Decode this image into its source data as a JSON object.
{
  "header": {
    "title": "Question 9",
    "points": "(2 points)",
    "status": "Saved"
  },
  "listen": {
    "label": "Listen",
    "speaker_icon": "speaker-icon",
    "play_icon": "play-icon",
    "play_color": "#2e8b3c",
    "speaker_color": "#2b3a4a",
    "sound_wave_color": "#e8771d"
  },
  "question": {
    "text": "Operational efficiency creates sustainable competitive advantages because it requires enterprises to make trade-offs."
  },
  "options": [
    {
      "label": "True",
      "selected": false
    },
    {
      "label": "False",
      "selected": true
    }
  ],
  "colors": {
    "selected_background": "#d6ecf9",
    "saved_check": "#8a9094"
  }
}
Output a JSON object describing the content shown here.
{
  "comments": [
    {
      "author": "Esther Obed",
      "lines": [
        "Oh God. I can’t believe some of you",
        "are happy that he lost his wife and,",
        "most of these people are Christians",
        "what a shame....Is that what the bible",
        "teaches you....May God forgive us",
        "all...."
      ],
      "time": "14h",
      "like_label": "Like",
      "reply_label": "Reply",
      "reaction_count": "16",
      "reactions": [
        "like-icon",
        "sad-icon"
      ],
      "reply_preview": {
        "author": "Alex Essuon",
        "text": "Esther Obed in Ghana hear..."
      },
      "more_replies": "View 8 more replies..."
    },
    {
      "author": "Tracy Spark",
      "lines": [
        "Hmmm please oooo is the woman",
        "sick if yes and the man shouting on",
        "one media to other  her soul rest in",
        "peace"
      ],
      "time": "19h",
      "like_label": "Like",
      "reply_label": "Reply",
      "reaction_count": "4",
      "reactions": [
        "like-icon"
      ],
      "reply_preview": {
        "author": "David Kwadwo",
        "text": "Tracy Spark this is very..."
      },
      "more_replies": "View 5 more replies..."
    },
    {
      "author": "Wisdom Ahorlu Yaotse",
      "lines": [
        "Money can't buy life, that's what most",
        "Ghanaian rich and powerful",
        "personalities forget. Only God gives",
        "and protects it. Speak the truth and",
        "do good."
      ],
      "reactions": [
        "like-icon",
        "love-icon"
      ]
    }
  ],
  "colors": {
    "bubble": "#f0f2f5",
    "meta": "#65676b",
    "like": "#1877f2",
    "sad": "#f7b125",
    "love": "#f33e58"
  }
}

## Written task
Write out every record shown above, word for word.

## Complete answer
Decode this image into its source data as a JSON object.
{
  "header": {
    "title": "Question 9",
    "points": "(2 points)",
    "status": "Saved"
  },
  "listen": {
    "label": "Listen",
    "speaker_icon": "speaker-icon",
    "play_icon": "play-icon",
    "play_color": "#2e8b3c",
    "speaker_color": "#2b3a4a",
    "sound_wave_color": "#e8771d"
  },
  "question": {
    "text": "Operational efficiency creates sustainable competitive advantages because it requires enterprises to make trade-offs."
  },
  "options": [
    {
      "label": "True",
      "selected": false
    },
    {
      "label": "False",
      "selected": true
    }
  ],
  "colors": {
    "selected_background": "#d6ecf9",
    "saved_check": "#8a9094"
  }
}
Output a JSON object describing the content shown here.
{
  "comments": [
    {
      "author": "Esther Obed",
      "lines": [
        "Oh God. I can’t believe some of you",
        "are happy that he lost his wife and,",
        "most of these people are Christians",
        "what a shame....Is that what the bible",
        "teaches you....May God forgive us",
        "all...."
      ],
      "time": "14h",
      "like_label": "Like",
      "reply_label": "Reply",
      "reaction_count": "16",
      "reactions": [
        "like-icon",
        "sad-icon"
      ],
      "reply_preview": {
        "author": "Alex Essuon",
        "text": "Esther Obed in Ghana hear..."
      },
      "more_replies": "View 8 more replies..."
    },
    {
      "author": "Tracy Spark",
      "lines": [
        "Hmmm please oooo is the woman",
        "sick if yes and the man shouting on",
        "one media to other  her soul rest in",
        "peace"
      ],
      "time": "19h",
      "like_label": "Like",
      "reply_label": "Reply",
      "reaction_count": "4",
      "reactions": [
        "like-icon"
      ],
      "reply_preview": {
        "author": "David Kwadwo",
        "text": "Tracy Spark this is very..."
      },
      "more_replies": "View 5 more replies..."
    },
    {
      "author": "Wisdom Ahorlu Yaotse",
      "lines": [
        "Money can't buy life, that's what most",
        "Ghanaian rich and powerful",
        "personalities forget. Only God gives",
        "and protects it. Speak the truth and",
        "do good."
      ],
      "reactions": [
        "like-icon",
        "love-icon"
      ]
    }
  ],
  "colors": {
    "bubble": "#f0f2f5",
    "meta": "#65676b",
    "like": "#1877f2",
    "sad": "#f7b125",
    "love": "#f33e58"
  }
}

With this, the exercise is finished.